_What is needed_. Make an exact copy of the records, dropping all pictures.

+++ Stored data +++

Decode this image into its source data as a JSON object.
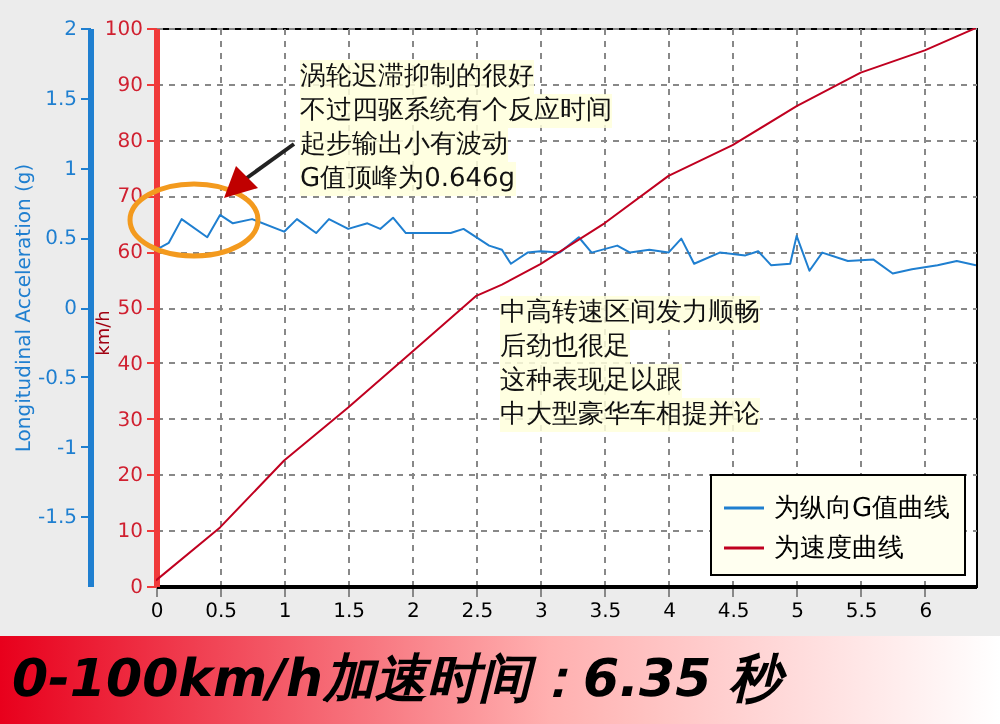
{
  "chart_data": {
    "type": "line",
    "title": "0-100km/h加速时间：6.35 秒",
    "ylabel": "km/h",
    "y2label": "Longitudinal Acceleration (g)",
    "annotations": [
      "涡轮迟滞抑制的很好",
      "不过四驱系统有个反应时间",
      "起步输出小有波动",
      "G值顶峰为0.646g",
      "中高转速区间发力顺畅",
      "后劲也很足",
      "这种表现足以跟",
      "中大型豪华车相提并论"
    ],
    "xlim": [
      0,
      6.4
    ],
    "xticks": [
      0,
      0.5,
      1,
      1.5,
      2,
      2.5,
      3,
      3.5,
      4,
      4.5,
      5,
      5.5,
      6
    ],
    "ylim": [
      0,
      100
    ],
    "yticks": [
      0,
      10,
      20,
      30,
      40,
      50,
      60,
      70,
      80,
      90,
      100
    ],
    "y2lim": [
      -2,
      2
    ],
    "y2ticks": [
      -1.5,
      -1,
      -0.5,
      0,
      0.5,
      1,
      1.5,
      2
    ],
    "grid": true,
    "legend": "bottom right",
    "line_style": "solid",
    "series": [
      {
        "name": "为纵向G值曲线",
        "color": "#1f7fd0",
        "axis": "y2",
        "x": [
          0,
          0.1,
          0.2,
          0.4,
          0.5,
          0.6,
          0.75,
          1.0,
          1.1,
          1.25,
          1.35,
          1.5,
          1.65,
          1.75,
          1.85,
          1.95,
          2.3,
          2.4,
          2.6,
          2.7,
          2.77,
          2.9,
          3.0,
          3.15,
          3.3,
          3.4,
          3.6,
          3.7,
          3.85,
          4.0,
          4.1,
          4.2,
          4.4,
          4.6,
          4.7,
          4.8,
          4.95,
          5.0,
          5.1,
          5.2,
          5.4,
          5.6,
          5.75,
          5.9,
          6.1,
          6.25,
          6.4
        ],
        "values": [
          0.41,
          0.46,
          0.63,
          0.5,
          0.66,
          0.6,
          0.63,
          0.54,
          0.63,
          0.53,
          0.63,
          0.56,
          0.6,
          0.56,
          0.64,
          0.53,
          0.53,
          0.56,
          0.44,
          0.41,
          0.31,
          0.39,
          0.4,
          0.39,
          0.5,
          0.39,
          0.44,
          0.39,
          0.41,
          0.39,
          0.49,
          0.31,
          0.39,
          0.37,
          0.4,
          0.3,
          0.31,
          0.51,
          0.26,
          0.39,
          0.33,
          0.34,
          0.24,
          0.27,
          0.3,
          0.33,
          0.3
        ]
      },
      {
        "name": "为速度曲线",
        "color": "#c00020",
        "axis": "y",
        "x": [
          0,
          0.5,
          1.0,
          1.5,
          2.0,
          2.5,
          2.7,
          3.0,
          3.5,
          4.0,
          4.5,
          5.0,
          5.5,
          6.0,
          6.4
        ],
        "values": [
          1,
          10.5,
          22.5,
          32,
          42,
          52,
          54,
          57.7,
          65,
          73.5,
          79,
          86,
          92,
          96,
          100
        ]
      }
    ]
  }
}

+++

_Answer to this problem_.
Decode this image into its source data as a JSON object.
{
  "chart_data": {
    "type": "line",
    "title": "0-100km/h加速时间：6.35 秒",
    "ylabel": "km/h",
    "y2label": "Longitudinal Acceleration (g)",
    "annotations": [
      "涡轮迟滞抑制的很好",
      "不过四驱系统有个反应时间",
      "起步输出小有波动",
      "G值顶峰为0.646g",
      "中高转速区间发力顺畅",
      "后劲也很足",
      "这种表现足以跟",
      "中大型豪华车相提并论"
    ],
    "xlim": [
      0,
      6.4
    ],
    "xticks": [
      0,
      0.5,
      1,
      1.5,
      2,
      2.5,
      3,
      3.5,
      4,
      4.5,
      5,
      5.5,
      6
    ],
    "ylim": [
      0,
      100
    ],
    "yticks": [
      0,
      10,
      20,
      30,
      40,
      50,
      60,
      70,
      80,
      90,
      100
    ],
    "y2lim": [
      -2,
      2
    ],
    "y2ticks": [
      -1.5,
      -1,
      -0.5,
      0,
      0.5,
      1,
      1.5,
      2
    ],
    "grid": true,
    "legend": "bottom right",
    "line_style": "solid",
    "series": [
      {
        "name": "为纵向G值曲线",
        "color": "#1f7fd0",
        "axis": "y2",
        "x": [
          0,
          0.1,
          0.2,
          0.4,
          0.5,
          0.6,
          0.75,
          1.0,
          1.1,
          1.25,
          1.35,
          1.5,
          1.65,
          1.75,
          1.85,
          1.95,
          2.3,
          2.4,
          2.6,
          2.7,
          2.77,
          2.9,
          3.0,
          3.15,
          3.3,
          3.4,
          3.6,
          3.7,
          3.85,
          4.0,
          4.1,
          4.2,
          4.4,
          4.6,
          4.7,
          4.8,
          4.95,
          5.0,
          5.1,
          5.2,
          5.4,
          5.6,
          5.75,
          5.9,
          6.1,
          6.25,
          6.4
        ],
        "values": [
          0.41,
          0.46,
          0.63,
          0.5,
          0.66,
          0.6,
          0.63,
          0.54,
          0.63,
          0.53,
          0.63,
          0.56,
          0.6,
          0.56,
          0.64,
          0.53,
          0.53,
          0.56,
          0.44,
          0.41,
          0.31,
          0.39,
          0.4,
          0.39,
          0.5,
          0.39,
          0.44,
          0.39,
          0.41,
          0.39,
          0.49,
          0.31,
          0.39,
          0.37,
          0.4,
          0.3,
          0.31,
          0.51,
          0.26,
          0.39,
          0.33,
          0.34,
          0.24,
          0.27,
          0.3,
          0.33,
          0.3
        ]
      },
      {
        "name": "为速度曲线",
        "color": "#c00020",
        "axis": "y",
        "x": [
          0,
          0.5,
          1.0,
          1.5,
          2.0,
          2.5,
          2.7,
          3.0,
          3.5,
          4.0,
          4.5,
          5.0,
          5.5,
          6.0,
          6.4
        ],
        "values": [
          1,
          10.5,
          22.5,
          32,
          42,
          52,
          54,
          57.7,
          65,
          73.5,
          79,
          86,
          92,
          96,
          100
        ]
      }
    ]
  }
}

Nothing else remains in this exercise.